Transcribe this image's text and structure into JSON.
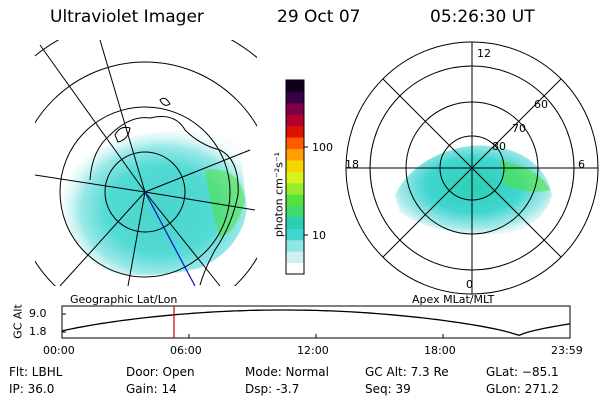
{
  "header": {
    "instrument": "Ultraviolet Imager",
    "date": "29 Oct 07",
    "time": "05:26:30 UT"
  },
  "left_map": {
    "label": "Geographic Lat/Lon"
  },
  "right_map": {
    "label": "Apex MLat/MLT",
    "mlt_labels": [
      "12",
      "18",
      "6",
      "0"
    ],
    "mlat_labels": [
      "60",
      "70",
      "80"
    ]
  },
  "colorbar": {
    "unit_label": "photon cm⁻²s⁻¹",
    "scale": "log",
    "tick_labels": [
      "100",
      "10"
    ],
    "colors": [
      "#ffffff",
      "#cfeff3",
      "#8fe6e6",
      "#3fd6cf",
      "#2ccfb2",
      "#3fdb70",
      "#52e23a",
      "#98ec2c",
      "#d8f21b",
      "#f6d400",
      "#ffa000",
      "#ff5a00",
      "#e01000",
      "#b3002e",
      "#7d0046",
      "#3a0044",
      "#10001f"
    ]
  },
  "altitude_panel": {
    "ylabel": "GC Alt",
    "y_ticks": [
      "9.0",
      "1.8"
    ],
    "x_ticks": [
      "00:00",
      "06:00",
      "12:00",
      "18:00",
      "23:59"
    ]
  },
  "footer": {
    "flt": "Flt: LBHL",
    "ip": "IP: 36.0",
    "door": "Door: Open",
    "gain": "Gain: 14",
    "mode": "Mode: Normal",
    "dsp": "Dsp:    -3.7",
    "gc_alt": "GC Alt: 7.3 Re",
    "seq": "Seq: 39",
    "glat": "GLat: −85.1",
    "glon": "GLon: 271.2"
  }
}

------------

§ **Given request**: Give the material again exactly as it is, but keep the pictures out.

§ **Answer to the task**:
Transcribe this image's text and structure into JSON.
{
  "header": {
    "instrument": "Ultraviolet Imager",
    "date": "29 Oct 07",
    "time": "05:26:30 UT"
  },
  "left_map": {
    "label": "Geographic Lat/Lon"
  },
  "right_map": {
    "label": "Apex MLat/MLT",
    "mlt_labels": [
      "12",
      "18",
      "6",
      "0"
    ],
    "mlat_labels": [
      "60",
      "70",
      "80"
    ]
  },
  "colorbar": {
    "unit_label": "photon cm⁻²s⁻¹",
    "scale": "log",
    "tick_labels": [
      "100",
      "10"
    ],
    "colors": [
      "#ffffff",
      "#cfeff3",
      "#8fe6e6",
      "#3fd6cf",
      "#2ccfb2",
      "#3fdb70",
      "#52e23a",
      "#98ec2c",
      "#d8f21b",
      "#f6d400",
      "#ffa000",
      "#ff5a00",
      "#e01000",
      "#b3002e",
      "#7d0046",
      "#3a0044",
      "#10001f"
    ]
  },
  "altitude_panel": {
    "ylabel": "GC Alt",
    "y_ticks": [
      "9.0",
      "1.8"
    ],
    "x_ticks": [
      "00:00",
      "06:00",
      "12:00",
      "18:00",
      "23:59"
    ]
  },
  "footer": {
    "flt": "Flt: LBHL",
    "ip": "IP: 36.0",
    "door": "Door: Open",
    "gain": "Gain: 14",
    "mode": "Mode: Normal",
    "dsp": "Dsp:    -3.7",
    "gc_alt": "GC Alt: 7.3 Re",
    "seq": "Seq: 39",
    "glat": "GLat: −85.1",
    "glon": "GLon: 271.2"
  }
}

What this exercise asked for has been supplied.